BY DEGREES takes the author and his hot air popcorn popper, from Houston, Texas on an around-the-world odyssey aboard an "old-fashioned" general cargo "tramp" freighter, with Polish officers, a Filipino crew, and three other (German) passengers, calling at twenty ports, many of them "unexpected", meeting "pirates" in Thailand, getting lost in Singapore, endangering his life in Chinese taxis, finding peace in a tiny Japanese village, and, four months later (to the day) arriving back in Houston.


About the Author

Richard Moses, now retired and living on Salt Spring Island British Columbia, Canada, has been a social worker, teacher, librarian, musician, broadcaster, taxi driver, driving instructor, sailor, newspaper columnist, and, always, an inveterate scribbler.


Sample Excerpts

33°30'N x 112°W (Phoenix)
****
| Given problem 1 |
Convert the Block 1 rows into a JSON list of strings, one string per line, leaving out blank lines.

| The input |
****
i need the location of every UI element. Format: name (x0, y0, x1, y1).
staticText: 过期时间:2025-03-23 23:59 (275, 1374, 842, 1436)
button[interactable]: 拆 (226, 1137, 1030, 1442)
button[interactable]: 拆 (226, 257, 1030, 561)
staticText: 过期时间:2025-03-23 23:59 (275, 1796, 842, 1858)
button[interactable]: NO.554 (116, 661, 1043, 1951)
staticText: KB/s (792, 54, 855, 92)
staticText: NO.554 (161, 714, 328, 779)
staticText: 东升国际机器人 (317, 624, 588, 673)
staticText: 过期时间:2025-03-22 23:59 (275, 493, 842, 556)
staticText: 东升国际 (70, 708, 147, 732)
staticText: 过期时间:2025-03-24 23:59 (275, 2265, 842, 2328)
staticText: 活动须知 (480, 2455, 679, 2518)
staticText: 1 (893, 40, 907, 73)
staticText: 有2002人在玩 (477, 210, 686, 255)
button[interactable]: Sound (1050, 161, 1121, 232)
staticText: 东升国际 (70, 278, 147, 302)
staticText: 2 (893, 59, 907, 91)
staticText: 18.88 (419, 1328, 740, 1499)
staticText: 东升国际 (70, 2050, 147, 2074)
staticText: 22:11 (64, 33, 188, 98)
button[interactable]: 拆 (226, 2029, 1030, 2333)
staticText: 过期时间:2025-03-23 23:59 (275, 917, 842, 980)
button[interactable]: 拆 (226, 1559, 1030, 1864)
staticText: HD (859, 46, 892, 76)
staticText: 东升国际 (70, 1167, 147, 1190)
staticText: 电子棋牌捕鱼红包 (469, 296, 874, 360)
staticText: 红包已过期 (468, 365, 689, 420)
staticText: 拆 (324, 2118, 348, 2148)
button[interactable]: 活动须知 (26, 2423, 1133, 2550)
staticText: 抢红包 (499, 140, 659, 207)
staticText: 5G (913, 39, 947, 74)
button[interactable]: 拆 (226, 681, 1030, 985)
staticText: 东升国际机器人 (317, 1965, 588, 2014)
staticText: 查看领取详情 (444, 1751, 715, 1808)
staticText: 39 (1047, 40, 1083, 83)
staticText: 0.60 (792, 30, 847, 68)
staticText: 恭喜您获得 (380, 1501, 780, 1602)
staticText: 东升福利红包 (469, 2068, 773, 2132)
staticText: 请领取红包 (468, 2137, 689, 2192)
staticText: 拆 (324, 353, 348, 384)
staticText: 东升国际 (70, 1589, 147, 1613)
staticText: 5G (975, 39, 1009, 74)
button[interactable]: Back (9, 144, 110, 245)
****
| Given problem 2 |
Go on with the freighter-voyage book text from the point where it stops.

| Written reply 1 |
[
  "i need the location of every UI element. Format: name (x0, y0, x1, y1).",
  "staticText: 过期时间:2025-03-23 23:59 (275, 1374, 842, 1436)",
  "button[interactable]: 拆 (226, 1137, 1030, 1442)",
  "button[interactable]: 拆 (226, 257, 1030, 561)",
  "staticText: 过期时间:2025-03-23 23:59 (275, 1796, 842, 1858)",
  "button[interactable]: NO.554 (116, 661, 1043, 1951)",
  "staticText: KB/s (792, 54, 855, 92)",
  "staticText: NO.554 (161, 714, 328, 779)",
  "staticText: 东升国际机器人 (317, 624, 588, 673)",
  "staticText: 过期时间:2025-03-22 23:59 (275, 493, 842, 556)",
  "staticText: 东升国际 (70, 708, 147, 732)",
  "staticText: 过期时间:2025-03-24 23:59 (275, 2265, 842, 2328)",
  "staticText: 活动须知 (480, 2455, 679, 2518)",
  "staticText: 1 (893, 40, 907, 73)",
  "staticText: 有2002人在玩 (477, 210, 686, 255)",
  "button[interactable]: Sound (1050, 161, 1121, 232)",
  "staticText: 东升国际 (70, 278, 147, 302)",
  "staticText: 2 (893, 59, 907, 91)",
  "staticText: 18.88 (419, 1328, 740, 1499)",
  "staticText: 东升国际 (70, 2050, 147, 2074)",
  "staticText: 22:11 (64, 33, 188, 98)",
  "button[interactable]: 拆 (226, 2029, 1030, 2333)",
  "staticText: 过期时间:2025-03-23 23:59 (275, 917, 842, 980)",
  "button[interactable]: 拆 (226, 1559, 1030, 1864)",
  "staticText: HD (859, 46, 892, 76)",
  "staticText: 东升国际 (70, 1167, 147, 1190)",
  "staticText: 电子棋牌捕鱼红包 (469, 296, 874, 360)",
  "staticText: 红包已过期 (468, 365, 689, 420)",
  "staticText: 拆 (324, 2118, 348, 2148)",
  "button[interactable]: 活动须知 (26, 2423, 1133, 2550)",
  "staticText: 抢红包 (499, 140, 659, 207)",
  "staticText: 5G (913, 39, 947, 74)",
  "button[interactable]: 拆 (226, 681, 1030, 985)",
  "staticText: 东升国际机器人 (317, 1965, 588, 2014)",
  "staticText: 查看领取详情 (444, 1751, 715, 1808)",
  "staticText: 39 (1047, 40, 1083, 83)",
  "staticText: 0.60 (792, 30, 847, 68)",
  "staticText: 恭喜您获得 (380, 1501, 780, 1602)",
  "staticText: 东升福利红包 (469, 2068, 773, 2132)",
  "staticText: 请领取红包 (468, 2137, 689, 2192)",
  "staticText: 拆 (324, 353, 348, 384)",
  "staticText: 东升国际 (70, 1589, 147, 1613)",
  "staticText: 5G (975, 39, 1009, 74)",
  "button[interactable]: Back (9, 144, 110, 245)"
]

| Written reply 2 |
April 9, 2002 Airborne! At last! But, it won't make any difference now. This plane is already an hour late leaving Phoenix en route from Vancouver to Houston where it is now 8:54 p.m., or, by the 24 hour clock, 2054 hrs. (CDT). Flying time to Houston is 2 hours, 20 minutes. I knew this was going to be a tight squeeze - runway to ship - but a makeable one. Now "This is your captain speaking..." has shot my safety margin all to hell. Which means that, almost certainly - figuring time to round up the baggage (if it's there!), phone the ship's agent, and nail a cab for the half hour (or so) ride from the George Bush airport to the Port of Houston - I am going to miss the boat!

This is not just a figure of speech: his "boat" is the ship which, I had hoped, was going to take me clean around the world, a voyage of "19 to 20 weeks", stopping at "20 ports or more", and which, to the best of my knowledge, is scheduled - as much as a tramp freighter can be scheduled - to sail from the Port of Houston's Pier 16 at midnight, i.e., 2400 hrs. tonight - three hours and six minutes from right now!

It's 2212; I've finished my book and read everything in the New Yorker including curtain times for every Broadway show. Nothing to do but sit here going 524 miles an hour and fret over what to do first if we ever actually do get to Houston:(1) the phone, (2) the cab, (3) the bags. I decide I will blow an extra twenty bucks for the cabby if he or she can get me to the ship on time.

2302, we're about to land. 58 minutes to get to the dock.

29°30'N x 95°W (Houston)

2310: We're down. But rolling, rolling, rolling, turning, more rolling, then stop, and all the other "geese" stand up in the aisle and don't move for five minutes, then shuffle slowly out the door.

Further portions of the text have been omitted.